▸ TASK DETAILS:
Among the entries, which lines carry the string "PYTHIA"? Copy each of them.

Items from a figure collection:
•••
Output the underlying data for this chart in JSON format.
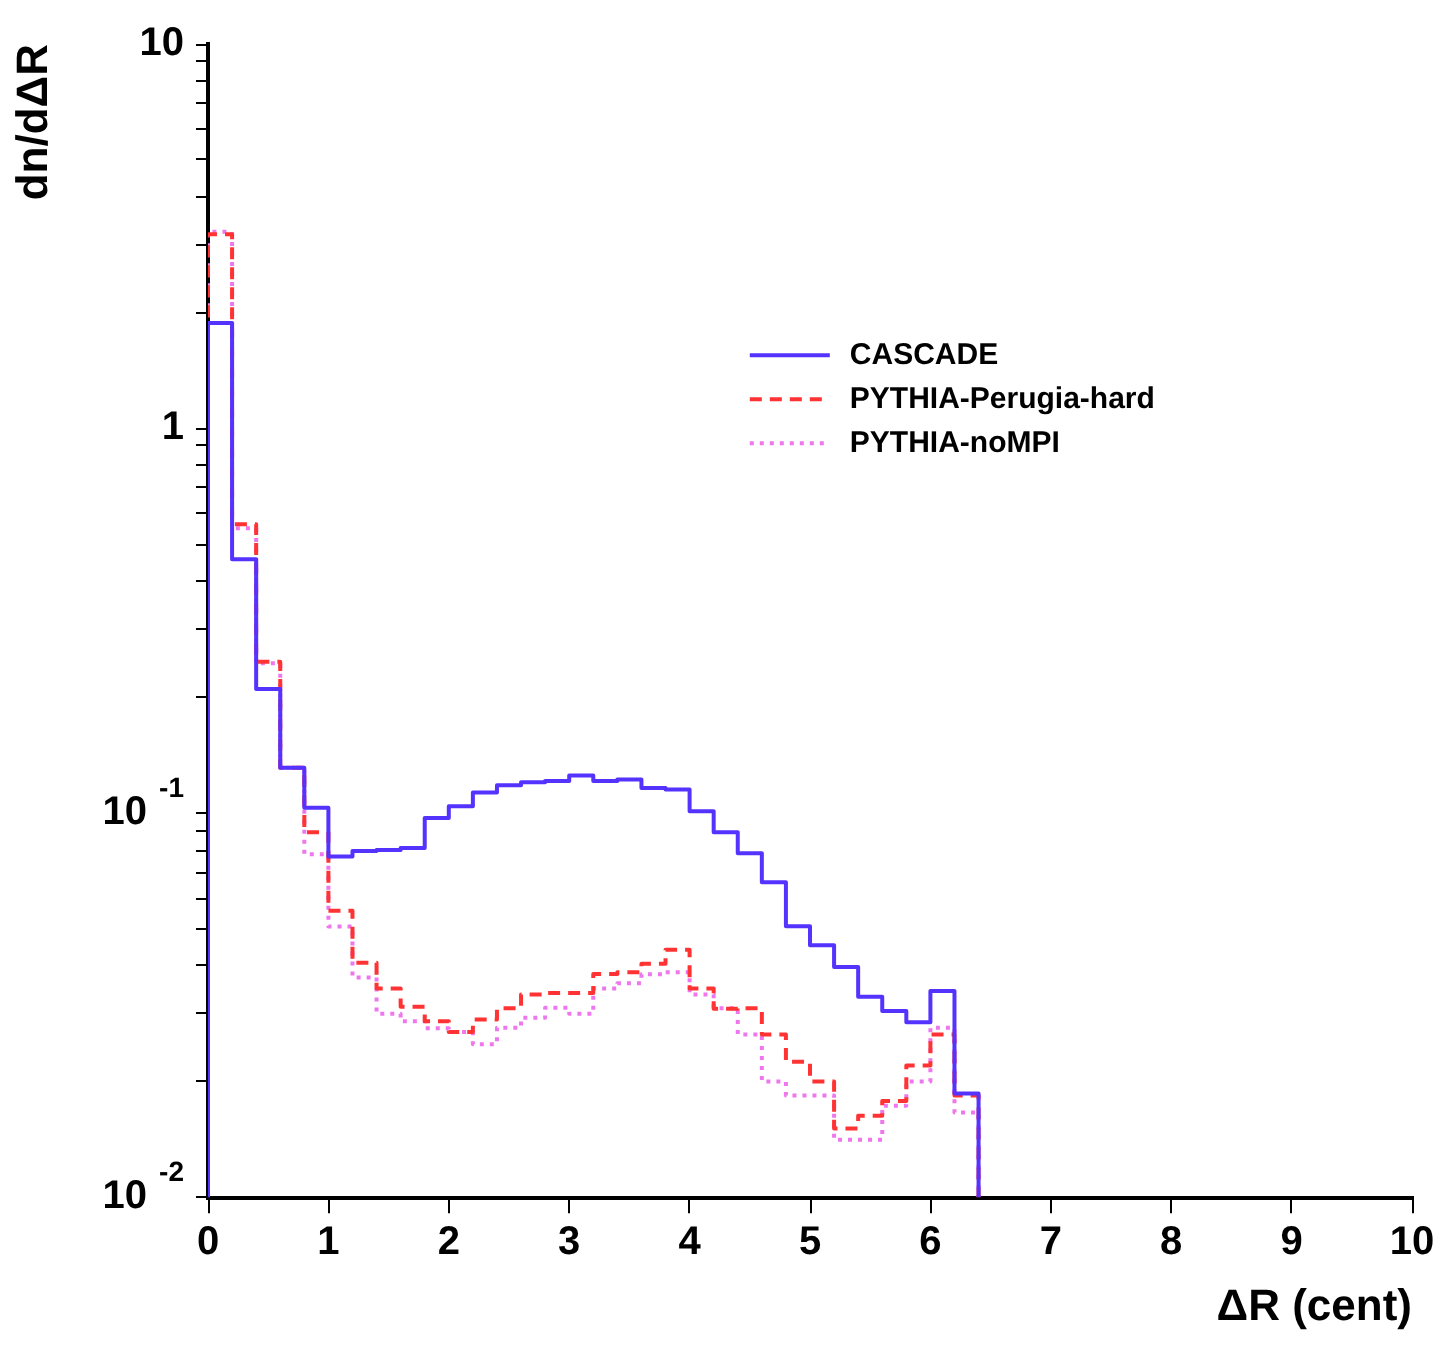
{
  "chart_data": {
    "type": "histogram",
    "xlabel": "ΔR (cent)",
    "ylabel": "dn/dΔR",
    "bins": [
      0,
      0.2,
      0.4,
      0.6,
      0.8,
      1.0,
      1.2,
      1.4,
      1.6,
      1.8,
      2.0,
      2.2,
      2.4,
      2.6,
      2.8,
      3.0,
      3.2,
      3.4,
      3.6,
      3.8,
      4.0,
      4.2,
      4.4,
      4.6,
      4.8,
      5.0,
      5.2,
      5.4,
      5.6,
      5.8,
      6.0,
      6.2,
      6.4
    ],
    "series": [
      {
        "name": "CASCADE",
        "color": "#5533ff",
        "line_style": "solid",
        "values": [
          1.88,
          0.457,
          0.21,
          0.131,
          0.103,
          0.077,
          0.0795,
          0.08,
          0.081,
          0.097,
          0.104,
          0.113,
          0.118,
          0.12,
          0.121,
          0.125,
          0.121,
          0.122,
          0.116,
          0.115,
          0.101,
          0.089,
          0.0785,
          0.066,
          0.0507,
          0.0452,
          0.0397,
          0.0332,
          0.0305,
          0.0285,
          0.0344,
          0.0186
        ]
      },
      {
        "name": "PYTHIA-Perugia-hard",
        "color": "#ff3333",
        "line_style": "dashed",
        "values": [
          3.2,
          0.563,
          0.247,
          0.131,
          0.089,
          0.0556,
          0.0407,
          0.0349,
          0.0313,
          0.0287,
          0.0269,
          0.029,
          0.031,
          0.0337,
          0.034,
          0.034,
          0.0381,
          0.0385,
          0.0405,
          0.044,
          0.0349,
          0.0309,
          0.031,
          0.0265,
          0.0225,
          0.02,
          0.0151,
          0.0163,
          0.0178,
          0.022,
          0.0265,
          0.0184
        ]
      },
      {
        "name": "PYTHIA-noMPI",
        "color": "#ee77ee",
        "line_style": "dotted",
        "values": [
          3.25,
          0.55,
          0.245,
          0.131,
          0.078,
          0.0506,
          0.0373,
          0.03,
          0.0287,
          0.0275,
          0.0269,
          0.025,
          0.0276,
          0.0293,
          0.0311,
          0.03,
          0.0349,
          0.036,
          0.038,
          0.0385,
          0.0337,
          0.031,
          0.0265,
          0.02,
          0.0184,
          0.0184,
          0.0141,
          0.0141,
          0.0173,
          0.02,
          0.0276,
          0.0166
        ]
      }
    ],
    "xlim": [
      0,
      10
    ],
    "xticks": [
      0,
      1,
      2,
      3,
      4,
      5,
      6,
      7,
      8,
      9,
      10
    ],
    "ylim": [
      0.01,
      10
    ],
    "log": "y",
    "yticks": [
      {
        "value": 0.01,
        "label": "10$^{-2}$"
      },
      {
        "value": 0.02,
        "label": null
      },
      {
        "value": 0.03,
        "label": null
      },
      {
        "value": 0.04,
        "label": null
      },
      {
        "value": 0.05,
        "label": null
      },
      {
        "value": 0.06,
        "label": null
      },
      {
        "value": 0.07,
        "label": null
      },
      {
        "value": 0.08,
        "label": null
      },
      {
        "value": 0.09,
        "label": null
      },
      {
        "value": 0.1,
        "label": "10$^{-1}$"
      },
      {
        "value": 0.2,
        "label": null
      },
      {
        "value": 0.3,
        "label": null
      },
      {
        "value": 0.4,
        "label": null
      },
      {
        "value": 0.5,
        "label": null
      },
      {
        "value": 0.6,
        "label": null
      },
      {
        "value": 0.7,
        "label": null
      },
      {
        "value": 0.8,
        "label": null
      },
      {
        "value": 0.9,
        "label": null
      },
      1,
      {
        "value": 2,
        "label": null
      },
      {
        "value": 3,
        "label": null
      },
      {
        "value": 4,
        "label": null
      },
      {
        "value": 5,
        "label": null
      },
      {
        "value": 6,
        "label": null
      },
      {
        "value": 7,
        "label": null
      },
      {
        "value": 8,
        "label": null
      },
      {
        "value": 9,
        "label": null
      },
      10
    ],
    "grid": false,
    "legend": "right"
  }
}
•••
▸ RESPONSE TO THIS EXERCISE:
        "name": "PYTHIA-Perugia-hard",
        "name": "PYTHIA-noMPI",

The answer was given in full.